§ **What the task asks**:
Print every entry exactly as written.

§ **Dataset listings of figures**:
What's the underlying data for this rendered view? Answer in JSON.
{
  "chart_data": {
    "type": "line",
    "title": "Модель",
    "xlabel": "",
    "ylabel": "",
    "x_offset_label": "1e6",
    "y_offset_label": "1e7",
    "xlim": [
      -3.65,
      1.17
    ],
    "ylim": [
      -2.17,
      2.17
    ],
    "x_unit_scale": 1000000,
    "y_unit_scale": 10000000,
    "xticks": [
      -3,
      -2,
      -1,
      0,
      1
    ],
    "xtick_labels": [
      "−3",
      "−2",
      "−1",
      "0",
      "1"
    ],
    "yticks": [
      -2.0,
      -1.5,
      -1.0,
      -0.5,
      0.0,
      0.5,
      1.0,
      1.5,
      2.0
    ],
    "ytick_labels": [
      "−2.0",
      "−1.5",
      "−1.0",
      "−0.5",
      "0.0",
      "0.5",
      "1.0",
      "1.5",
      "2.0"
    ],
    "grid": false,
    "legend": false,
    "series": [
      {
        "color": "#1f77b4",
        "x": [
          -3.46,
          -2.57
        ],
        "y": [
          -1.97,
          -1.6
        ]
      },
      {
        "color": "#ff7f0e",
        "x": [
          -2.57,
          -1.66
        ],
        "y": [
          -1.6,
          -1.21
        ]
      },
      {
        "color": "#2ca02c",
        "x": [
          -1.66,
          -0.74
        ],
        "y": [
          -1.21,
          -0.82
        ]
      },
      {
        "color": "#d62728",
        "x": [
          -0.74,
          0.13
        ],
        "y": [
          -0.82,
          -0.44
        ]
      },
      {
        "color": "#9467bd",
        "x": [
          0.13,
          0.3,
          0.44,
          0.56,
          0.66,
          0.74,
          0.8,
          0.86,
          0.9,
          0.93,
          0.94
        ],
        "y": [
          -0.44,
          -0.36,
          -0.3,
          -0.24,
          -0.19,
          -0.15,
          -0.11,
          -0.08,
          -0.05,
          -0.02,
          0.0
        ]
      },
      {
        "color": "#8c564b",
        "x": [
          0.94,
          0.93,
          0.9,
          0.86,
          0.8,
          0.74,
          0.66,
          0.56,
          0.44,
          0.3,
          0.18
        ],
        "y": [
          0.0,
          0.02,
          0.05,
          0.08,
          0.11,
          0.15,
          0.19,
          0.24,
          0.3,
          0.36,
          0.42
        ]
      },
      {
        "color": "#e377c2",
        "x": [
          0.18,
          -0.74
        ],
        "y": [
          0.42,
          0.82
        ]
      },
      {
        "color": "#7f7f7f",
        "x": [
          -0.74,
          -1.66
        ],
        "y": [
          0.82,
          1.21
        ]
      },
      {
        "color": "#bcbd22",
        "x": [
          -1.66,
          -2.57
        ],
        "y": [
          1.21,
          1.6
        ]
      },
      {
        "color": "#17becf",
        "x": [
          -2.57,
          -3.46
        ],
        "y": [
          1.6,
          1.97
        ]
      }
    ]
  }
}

§ **Finished task**:
What's the underlying data for this rendered view? Answer in JSON.
{
  "chart_data": {
    "type": "line",
    "title": "Модель",
    "xlabel": "",
    "ylabel": "",
    "x_offset_label": "1e6",
    "y_offset_label": "1e7",
    "xlim": [
      -3.65,
      1.17
    ],
    "ylim": [
      -2.17,
      2.17
    ],
    "x_unit_scale": 1000000,
    "y_unit_scale": 10000000,
    "xticks": [
      -3,
      -2,
      -1,
      0,
      1
    ],
    "xtick_labels": [
      "−3",
      "−2",
      "−1",
      "0",
      "1"
    ],
    "yticks": [
      -2.0,
      -1.5,
      -1.0,
      -0.5,
      0.0,
      0.5,
      1.0,
      1.5,
      2.0
    ],
    "ytick_labels": [
      "−2.0",
      "−1.5",
      "−1.0",
      "−0.5",
      "0.0",
      "0.5",
      "1.0",
      "1.5",
      "2.0"
    ],
    "grid": false,
    "legend": false,
    "series": [
      {
        "color": "#1f77b4",
        "x": [
          -3.46,
          -2.57
        ],
        "y": [
          -1.97,
          -1.6
        ]
      },
      {
        "color": "#ff7f0e",
        "x": [
          -2.57,
          -1.66
        ],
        "y": [
          -1.6,
          -1.21
        ]
      },
      {
        "color": "#2ca02c",
        "x": [
          -1.66,
          -0.74
        ],
        "y": [
          -1.21,
          -0.82
        ]
      },
      {
        "color": "#d62728",
        "x": [
          -0.74,
          0.13
        ],
        "y": [
          -0.82,
          -0.44
        ]
      },
      {
        "color": "#9467bd",
        "x": [
          0.13,
          0.3,
          0.44,
          0.56,
          0.66,
          0.74,
          0.8,
          0.86,
          0.9,
          0.93,
          0.94
        ],
        "y": [
          -0.44,
          -0.36,
          -0.3,
          -0.24,
          -0.19,
          -0.15,
          -0.11,
          -0.08,
          -0.05,
          -0.02,
          0.0
        ]
      },
      {
        "color": "#8c564b",
        "x": [
          0.94,
          0.93,
          0.9,
          0.86,
          0.8,
          0.74,
          0.66,
          0.56,
          0.44,
          0.3,
          0.18
        ],
        "y": [
          0.0,
          0.02,
          0.05,
          0.08,
          0.11,
          0.15,
          0.19,
          0.24,
          0.3,
          0.36,
          0.42
        ]
      },
      {
        "color": "#e377c2",
        "x": [
          0.18,
          -0.74
        ],
        "y": [
          0.42,
          0.82
        ]
      },
      {
        "color": "#7f7f7f",
        "x": [
          -0.74,
          -1.66
        ],
        "y": [
          0.82,
          1.21
        ]
      },
      {
        "color": "#bcbd22",
        "x": [
          -1.66,
          -2.57
        ],
        "y": [
          1.21,
          1.6
        ]
      },
      {
        "color": "#17becf",
        "x": [
          -2.57,
          -3.46
        ],
        "y": [
          1.6,
          1.97
        ]
      }
    ]
  }
}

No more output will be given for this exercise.